■ YOUR TASK ■
The entries below contain pictures. Retype everything except those pictures, exactly as given.

Stored data entries:

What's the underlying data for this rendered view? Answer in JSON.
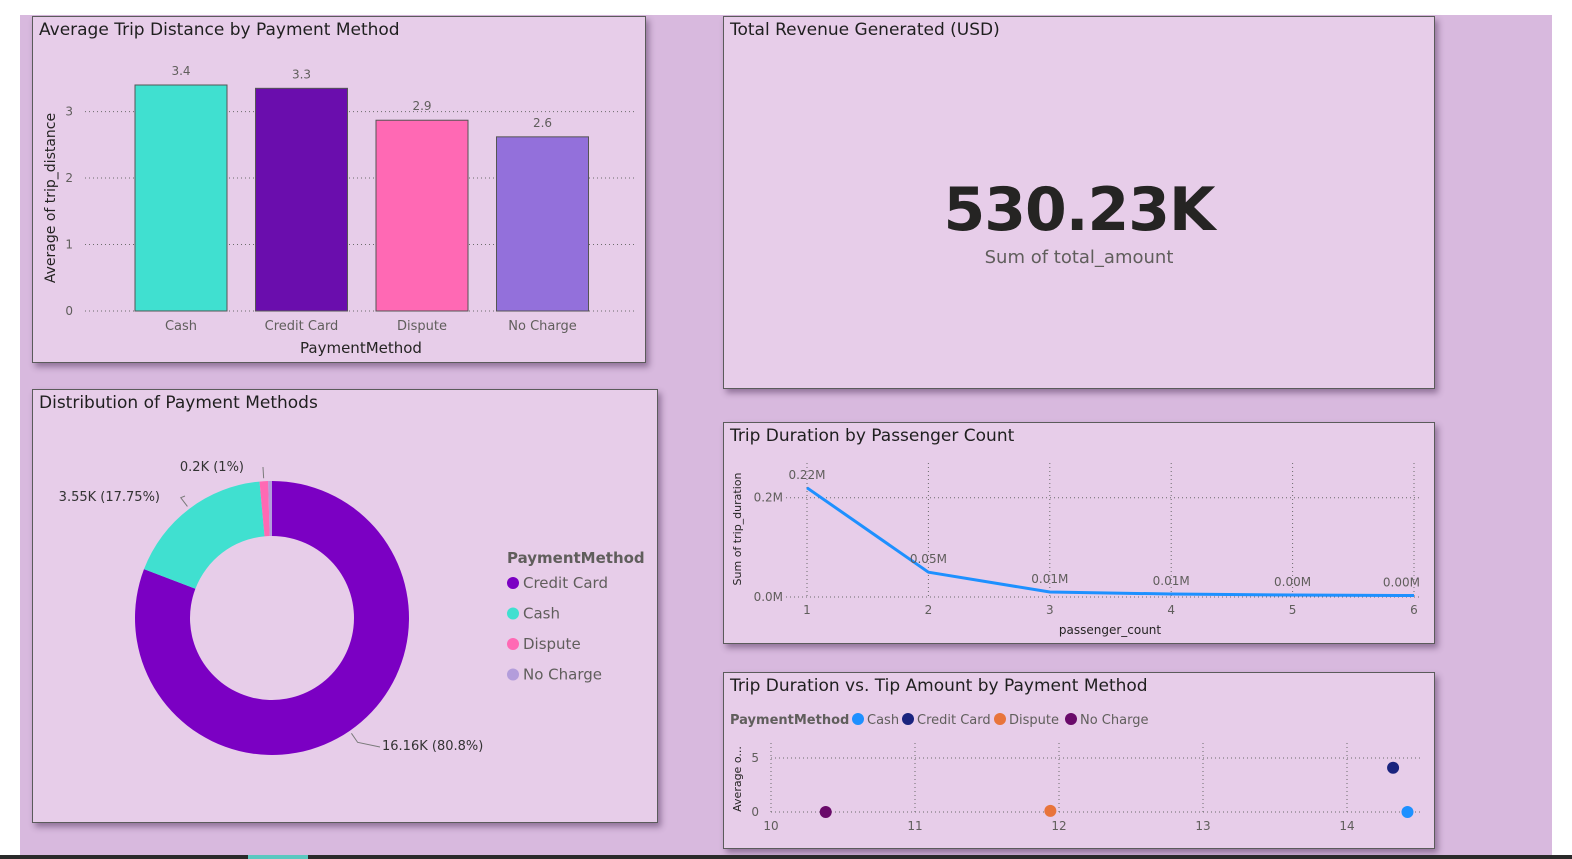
{
  "cards": {
    "bar": {
      "title": "Average Trip Distance by Payment Method"
    },
    "kpi": {
      "title": "Total Revenue Generated (USD)",
      "value": "530.23K",
      "subtitle": "Sum of total_amount"
    },
    "donut": {
      "title": "Distribution of Payment Methods"
    },
    "line": {
      "title": "Trip Duration by Passenger Count"
    },
    "scatter": {
      "title": "Trip Duration vs. Tip Amount by Payment Method"
    }
  },
  "chart_data": [
    {
      "id": "bar",
      "type": "bar",
      "categories": [
        "Cash",
        "Credit Card",
        "Dispute",
        "No Charge"
      ],
      "values": [
        3.4,
        3.35,
        2.87,
        2.62
      ],
      "labels": [
        "3.4",
        "3.3",
        "2.9",
        "2.6"
      ],
      "colors": [
        "#40e0d0",
        "#6a0dad",
        "#ff69b4",
        "#9370db"
      ],
      "xlabel": "PaymentMethod",
      "ylabel": "Average of trip_distance",
      "ylim": [
        0,
        3.4
      ],
      "yticks": [
        0,
        1,
        2,
        3
      ],
      "grid": true
    },
    {
      "id": "donut",
      "type": "pie",
      "legend_title": "PaymentMethod",
      "legend_placement": "right",
      "slices": [
        {
          "name": "Credit Card",
          "value": 80.8,
          "label": "16.16K (80.8%)",
          "color": "#7b00c3"
        },
        {
          "name": "Cash",
          "value": 17.75,
          "label": "3.55K (17.75%)",
          "color": "#40e0d0"
        },
        {
          "name": "Dispute",
          "value": 1.0,
          "label": "0.2K (1%)",
          "color": "#ff69b4"
        },
        {
          "name": "No Charge",
          "value": 0.45,
          "label": "",
          "color": "#b39ddb"
        }
      ]
    },
    {
      "id": "line",
      "type": "line",
      "x": [
        1,
        2,
        3,
        4,
        5,
        6
      ],
      "y": [
        0.22,
        0.05,
        0.01,
        0.006,
        0.004,
        0.003
      ],
      "labels": [
        "0.22M",
        "0.05M",
        "0.01M",
        "0.01M",
        "0.00M",
        "0.00M"
      ],
      "xlabel": "passenger_count",
      "ylabel": "Sum of trip_duration",
      "yticks": [
        "0.0M",
        "0.2M"
      ],
      "ytick_values": [
        0,
        0.2
      ],
      "ylim": [
        0,
        0.27
      ],
      "color": "#1e90ff",
      "grid": true
    },
    {
      "id": "scatter",
      "type": "scatter",
      "legend_title": "PaymentMethod",
      "legend_placement": "top-left",
      "ylabel": "Average o...",
      "xlim": [
        10,
        14.5
      ],
      "ylim": [
        0,
        5
      ],
      "xticks": [
        10,
        11,
        12,
        13,
        14
      ],
      "yticks": [
        0,
        5
      ],
      "series": [
        {
          "name": "Cash",
          "color": "#1e90ff",
          "points": [
            [
              14.42,
              0
            ]
          ]
        },
        {
          "name": "Credit Card",
          "color": "#1a237e",
          "points": [
            [
              14.32,
              4.1
            ]
          ]
        },
        {
          "name": "Dispute",
          "color": "#e8743b",
          "points": [
            [
              11.94,
              0.1
            ]
          ]
        },
        {
          "name": "No Charge",
          "color": "#6a0a6a",
          "points": [
            [
              10.38,
              0
            ]
          ]
        }
      ],
      "grid": true
    }
  ]
}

■ ANSWER TO THIS EXERCISE ■
What's the underlying data for this rendered view? Answer in JSON.
{
  "cards": {
    "bar": {
      "title": "Average Trip Distance by Payment Method"
    },
    "kpi": {
      "title": "Total Revenue Generated (USD)",
      "value": "530.23K",
      "subtitle": "Sum of total_amount"
    },
    "donut": {
      "title": "Distribution of Payment Methods"
    },
    "line": {
      "title": "Trip Duration by Passenger Count"
    },
    "scatter": {
      "title": "Trip Duration vs. Tip Amount by Payment Method"
    }
  },
  "chart_data": [
    {
      "id": "bar",
      "type": "bar",
      "categories": [
        "Cash",
        "Credit Card",
        "Dispute",
        "No Charge"
      ],
      "values": [
        3.4,
        3.35,
        2.87,
        2.62
      ],
      "labels": [
        "3.4",
        "3.3",
        "2.9",
        "2.6"
      ],
      "colors": [
        "#40e0d0",
        "#6a0dad",
        "#ff69b4",
        "#9370db"
      ],
      "xlabel": "PaymentMethod",
      "ylabel": "Average of trip_distance",
      "ylim": [
        0,
        3.4
      ],
      "yticks": [
        0,
        1,
        2,
        3
      ],
      "grid": true
    },
    {
      "id": "donut",
      "type": "pie",
      "legend_title": "PaymentMethod",
      "legend_placement": "right",
      "slices": [
        {
          "name": "Credit Card",
          "value": 80.8,
          "label": "16.16K (80.8%)",
          "color": "#7b00c3"
        },
        {
          "name": "Cash",
          "value": 17.75,
          "label": "3.55K (17.75%)",
          "color": "#40e0d0"
        },
        {
          "name": "Dispute",
          "value": 1.0,
          "label": "0.2K (1%)",
          "color": "#ff69b4"
        },
        {
          "name": "No Charge",
          "value": 0.45,
          "label": "",
          "color": "#b39ddb"
        }
      ]
    },
    {
      "id": "line",
      "type": "line",
      "x": [
        1,
        2,
        3,
        4,
        5,
        6
      ],
      "y": [
        0.22,
        0.05,
        0.01,
        0.006,
        0.004,
        0.003
      ],
      "labels": [
        "0.22M",
        "0.05M",
        "0.01M",
        "0.01M",
        "0.00M",
        "0.00M"
      ],
      "xlabel": "passenger_count",
      "ylabel": "Sum of trip_duration",
      "yticks": [
        "0.0M",
        "0.2M"
      ],
      "ytick_values": [
        0,
        0.2
      ],
      "ylim": [
        0,
        0.27
      ],
      "color": "#1e90ff",
      "grid": true
    },
    {
      "id": "scatter",
      "type": "scatter",
      "legend_title": "PaymentMethod",
      "legend_placement": "top-left",
      "ylabel": "Average o...",
      "xlim": [
        10,
        14.5
      ],
      "ylim": [
        0,
        5
      ],
      "xticks": [
        10,
        11,
        12,
        13,
        14
      ],
      "yticks": [
        0,
        5
      ],
      "series": [
        {
          "name": "Cash",
          "color": "#1e90ff",
          "points": [
            [
              14.42,
              0
            ]
          ]
        },
        {
          "name": "Credit Card",
          "color": "#1a237e",
          "points": [
            [
              14.32,
              4.1
            ]
          ]
        },
        {
          "name": "Dispute",
          "color": "#e8743b",
          "points": [
            [
              11.94,
              0.1
            ]
          ]
        },
        {
          "name": "No Charge",
          "color": "#6a0a6a",
          "points": [
            [
              10.38,
              0
            ]
          ]
        }
      ],
      "grid": true
    }
  ]
}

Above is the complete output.